## Stated task A
In the forum thread on pricing exterior trim painting, what does Brushslingers charge per door when priming is needed first?
## Stated task B
Write the next part of the forum thread on pricing exterior trim painting, starting after its last line.

------ Excerpted passage

# Exterior Trim Paint



## abonear (Jul 21, 2006)

Hi Everyone. 

I'm new at the forum and boy am I glad I found it. I recently started my business, so I'm not to sure sometimes how to price things. 

I ran into a customer yesterday and he wanted me to quote him a price. 
He wants all his exterior trim painted and two wooden fence doors. 
How can I figure out the cost. Is it by sq foot or by linear foot.
He has 232' x 2' what is the best way to determin the charge for 
painting the trim. 



Thanks for your help
Alexandra


----------



## Brushslingers (Jul 28, 2006)

Trim is pretty much always per linear foot. The two doors should be your door price plus or minus priming. For instance... though your market will hold considerably more than mine, I charge 2.10 a linear foot for trim and 100.00 per door, 125.00 if there is a need to prime first. Good luck.


----------



## abonear (Jul 21, 2006)

Thanks for the reply. Now does your cost include primer, paint and sanding? Or that is your base and you go up from there.

Thanks for your help.
Alexandra


----------



## Brushslingers (Jul 28, 2006)

That would include materials and labor, it breaks down to 150 linear feet of caulk per tube, 500 linear feet of paint per gallon, sanding labor and painting labor.... divided into a per foot cost. Same with a door, special doors like exterior wood, would cost more as would double doors.

Really depends on your market and how good/fast you and your people are, my guys can run base and trim in a 1200 square house in less than a day and really, thats what its all about... making your daily costs. You should start there first, truck payments, lights, insurance etc... your own cost of living and divide into 30 days. Thats your target per day, after that its profit.

Good luck.


----------



## abonear (Jul 21, 2006)

*Need help again !!*

Hi everyone. 

Thanks for the above reply. I did not get the last job...doing a new
estimate. The problem with this one is Part of the front (Facing/Trim)
and back of the house is 2 feet wide. The side of the house is 1 feet.

So how would I add this 2 feet? Sample: Front of the house trim is
40' long 2' wide. 

Side Trim is 117' long and 1' wide. 

Since we go by linear foot does it matter? I would think so because
I still would have to calculate paint that will cover those 2'. So how
would I be able to estimate the paint and the cost. 

Can anyone help?

Thanks
Alex
California


----------



## Brushslingers (Jul 28, 2006)

Your talking soffit and fascia... thats a little different than just a linear foot of baseboard.  Now the last time I gave you a linear foot price I do trim at, however... exterior has different varibles, like.. how high? Takes time to move a ladder, etc. Best thing to do when you aren't sure how to price is think about how you would do it and how much time it would take. What you are describing i'd charge about 1400, depending on if I am doing doors, and windows however.. again... our prices will never match up. Soffit and fascia you are describing would take two gallons of paint for one coat, very little prep time. Have no idea about window trim, doors, etc... hope it helps though.


----------



## abonear (Jul 21, 2006)

Yes, your right, there lots of components and this is why people don't
understand why sometimes it takes time to figuer out an estimate.

I played with the numbers for ours now. This is what I sort of came up
with.

------------
------ Data section

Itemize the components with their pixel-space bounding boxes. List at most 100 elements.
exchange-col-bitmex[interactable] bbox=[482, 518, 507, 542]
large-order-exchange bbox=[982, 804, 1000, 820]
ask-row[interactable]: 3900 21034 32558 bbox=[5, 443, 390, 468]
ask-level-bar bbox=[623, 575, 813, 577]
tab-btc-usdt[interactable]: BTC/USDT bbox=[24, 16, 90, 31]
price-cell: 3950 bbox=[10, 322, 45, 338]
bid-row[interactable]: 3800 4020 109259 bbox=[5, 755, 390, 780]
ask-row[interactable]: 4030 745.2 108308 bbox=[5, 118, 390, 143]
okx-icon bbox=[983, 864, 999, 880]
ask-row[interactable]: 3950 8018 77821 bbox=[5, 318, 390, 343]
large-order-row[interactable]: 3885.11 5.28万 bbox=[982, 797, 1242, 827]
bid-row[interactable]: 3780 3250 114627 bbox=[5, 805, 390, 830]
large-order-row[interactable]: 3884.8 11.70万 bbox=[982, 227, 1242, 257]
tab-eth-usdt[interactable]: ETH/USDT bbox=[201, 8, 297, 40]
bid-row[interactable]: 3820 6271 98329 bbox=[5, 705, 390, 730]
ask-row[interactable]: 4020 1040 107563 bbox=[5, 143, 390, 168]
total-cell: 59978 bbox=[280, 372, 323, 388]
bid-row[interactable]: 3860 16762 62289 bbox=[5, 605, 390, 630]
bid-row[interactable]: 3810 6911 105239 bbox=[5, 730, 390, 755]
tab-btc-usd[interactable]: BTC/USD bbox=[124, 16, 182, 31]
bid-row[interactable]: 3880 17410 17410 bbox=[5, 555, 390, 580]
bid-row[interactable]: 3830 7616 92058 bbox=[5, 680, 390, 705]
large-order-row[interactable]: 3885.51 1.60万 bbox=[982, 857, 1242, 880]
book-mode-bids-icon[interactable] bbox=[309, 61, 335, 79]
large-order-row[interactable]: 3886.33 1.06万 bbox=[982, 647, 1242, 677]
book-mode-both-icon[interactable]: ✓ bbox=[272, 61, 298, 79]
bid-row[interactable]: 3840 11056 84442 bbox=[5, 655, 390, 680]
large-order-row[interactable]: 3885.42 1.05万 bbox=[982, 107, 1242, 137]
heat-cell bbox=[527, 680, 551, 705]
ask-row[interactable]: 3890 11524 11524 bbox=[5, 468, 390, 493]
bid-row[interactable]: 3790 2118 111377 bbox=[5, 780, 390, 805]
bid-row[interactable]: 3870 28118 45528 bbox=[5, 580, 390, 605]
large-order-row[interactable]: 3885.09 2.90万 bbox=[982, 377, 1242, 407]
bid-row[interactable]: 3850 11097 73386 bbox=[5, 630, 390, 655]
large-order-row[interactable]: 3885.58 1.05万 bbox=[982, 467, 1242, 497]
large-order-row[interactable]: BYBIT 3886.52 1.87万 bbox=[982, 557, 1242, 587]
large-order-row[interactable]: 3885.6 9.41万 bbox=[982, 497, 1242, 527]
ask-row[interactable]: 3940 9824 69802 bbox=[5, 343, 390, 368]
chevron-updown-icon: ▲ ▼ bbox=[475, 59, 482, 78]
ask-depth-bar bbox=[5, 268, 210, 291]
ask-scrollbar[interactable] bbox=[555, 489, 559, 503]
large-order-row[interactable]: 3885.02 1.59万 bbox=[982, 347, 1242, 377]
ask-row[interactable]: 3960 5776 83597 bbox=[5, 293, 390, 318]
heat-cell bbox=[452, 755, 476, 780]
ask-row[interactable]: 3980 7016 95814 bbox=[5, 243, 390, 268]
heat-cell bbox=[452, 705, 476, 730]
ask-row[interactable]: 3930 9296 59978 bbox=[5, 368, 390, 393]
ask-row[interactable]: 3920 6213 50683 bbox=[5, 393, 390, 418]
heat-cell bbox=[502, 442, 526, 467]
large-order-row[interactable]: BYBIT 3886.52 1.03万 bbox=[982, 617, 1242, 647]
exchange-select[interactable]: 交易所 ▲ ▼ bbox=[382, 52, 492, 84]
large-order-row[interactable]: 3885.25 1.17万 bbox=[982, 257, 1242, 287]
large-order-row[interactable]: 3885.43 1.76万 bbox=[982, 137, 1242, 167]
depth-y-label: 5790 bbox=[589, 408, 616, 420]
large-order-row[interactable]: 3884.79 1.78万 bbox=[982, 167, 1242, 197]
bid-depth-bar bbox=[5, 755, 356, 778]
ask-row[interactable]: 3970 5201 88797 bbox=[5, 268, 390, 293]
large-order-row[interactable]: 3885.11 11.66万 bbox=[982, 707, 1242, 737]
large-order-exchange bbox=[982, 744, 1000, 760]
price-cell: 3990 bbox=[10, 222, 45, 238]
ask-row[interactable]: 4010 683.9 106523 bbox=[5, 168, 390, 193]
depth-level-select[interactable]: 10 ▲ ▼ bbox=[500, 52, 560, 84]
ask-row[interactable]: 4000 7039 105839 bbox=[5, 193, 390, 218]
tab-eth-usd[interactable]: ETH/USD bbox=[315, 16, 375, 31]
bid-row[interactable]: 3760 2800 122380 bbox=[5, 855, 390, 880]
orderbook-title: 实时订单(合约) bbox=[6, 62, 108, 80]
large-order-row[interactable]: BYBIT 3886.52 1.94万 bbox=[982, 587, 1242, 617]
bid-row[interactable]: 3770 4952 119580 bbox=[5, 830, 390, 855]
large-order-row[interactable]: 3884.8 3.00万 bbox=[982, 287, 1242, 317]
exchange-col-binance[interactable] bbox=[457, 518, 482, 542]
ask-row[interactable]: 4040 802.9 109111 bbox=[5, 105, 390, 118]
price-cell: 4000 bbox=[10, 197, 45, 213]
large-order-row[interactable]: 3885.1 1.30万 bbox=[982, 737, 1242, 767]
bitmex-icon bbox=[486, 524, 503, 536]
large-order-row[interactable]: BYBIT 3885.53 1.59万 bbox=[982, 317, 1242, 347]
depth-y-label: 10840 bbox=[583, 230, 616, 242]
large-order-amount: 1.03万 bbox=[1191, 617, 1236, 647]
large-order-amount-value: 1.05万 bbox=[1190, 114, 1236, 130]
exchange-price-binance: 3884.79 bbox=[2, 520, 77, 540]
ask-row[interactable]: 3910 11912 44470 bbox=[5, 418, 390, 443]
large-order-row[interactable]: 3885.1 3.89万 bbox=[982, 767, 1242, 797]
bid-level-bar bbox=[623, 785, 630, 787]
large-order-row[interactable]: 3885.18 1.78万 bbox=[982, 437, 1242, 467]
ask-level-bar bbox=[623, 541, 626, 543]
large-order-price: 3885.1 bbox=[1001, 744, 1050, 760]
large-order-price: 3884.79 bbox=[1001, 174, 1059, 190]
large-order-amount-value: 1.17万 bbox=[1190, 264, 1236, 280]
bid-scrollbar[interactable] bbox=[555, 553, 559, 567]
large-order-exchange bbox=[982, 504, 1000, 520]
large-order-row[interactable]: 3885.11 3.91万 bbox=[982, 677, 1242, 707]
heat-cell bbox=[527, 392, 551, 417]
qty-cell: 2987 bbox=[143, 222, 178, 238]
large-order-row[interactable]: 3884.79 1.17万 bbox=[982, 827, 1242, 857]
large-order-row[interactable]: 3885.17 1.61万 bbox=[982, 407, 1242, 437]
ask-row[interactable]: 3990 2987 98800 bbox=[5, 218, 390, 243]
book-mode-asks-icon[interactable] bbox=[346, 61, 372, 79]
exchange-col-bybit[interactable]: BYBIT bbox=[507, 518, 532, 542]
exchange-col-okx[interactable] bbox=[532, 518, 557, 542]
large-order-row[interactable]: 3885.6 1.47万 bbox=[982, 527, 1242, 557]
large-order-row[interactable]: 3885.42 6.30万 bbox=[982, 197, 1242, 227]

------------

## Exercise answer A
125.00 per door.

## Exercise answer B
fascia/Soffit: 40' x 2' 
29' x 2'
4' x 2'
117' x 1'

The highest point of the house is 14' the lowest is 9'
minimal sanding. Windows have no trim. One door trim needs painting.
No Door painting.

$1580.00 but since now the customer wants an estimate for his house
to be painted as well, I was thinking half of that.

What do you think??? 

As always thanks for your help.
Alex


----------



## slickshift (Jun 14, 2005)

abonear said:


> $1580.00 but since now the customer wants an estimate for his house
> to be painted as well, I was thinking half of that.
> 
> What do you think???


Do not ever give someone a price break because they are "thinking of having more work done"
Not to be cynical, but when getting price quotes, they are all "thinking of having more work done"

Your price must stand on it's own and support itself when...sorry if...they decide to "just go with the trim for now"

Think about it, even if you were doing the entire house, would it take you half the time and materials to do the trim?


----------



## George Z (Dec 23, 2004)

slickshift said:


> Do not ever give someone a price break because they are "thinking of having more work done"
> Not to be cynical, but when getting price quotes, they are all "thinking of having more work done"
> 
> Your price must stand on it's own and support itself when...sorry if...they decide to "just go with the trim for now"
> ...


The carrot and stick approach.


----------



## Gordo (Feb 21, 2006)

George Z said:


> The carrot and stick approach.


The rookie is learning from some pros who been there done that.


----------



## abonear (Jul 21, 2006)

Thanks a Bunch..guys...I needed that...your right...YOUR SO RIGHT!
I checked back on the board before completing the estimate to see
any one had some good advise and I'm glad I did. Sometimes my
husband and I bump heads about estimates and I sat down and
explained this to him and it made sence to him...did not like it..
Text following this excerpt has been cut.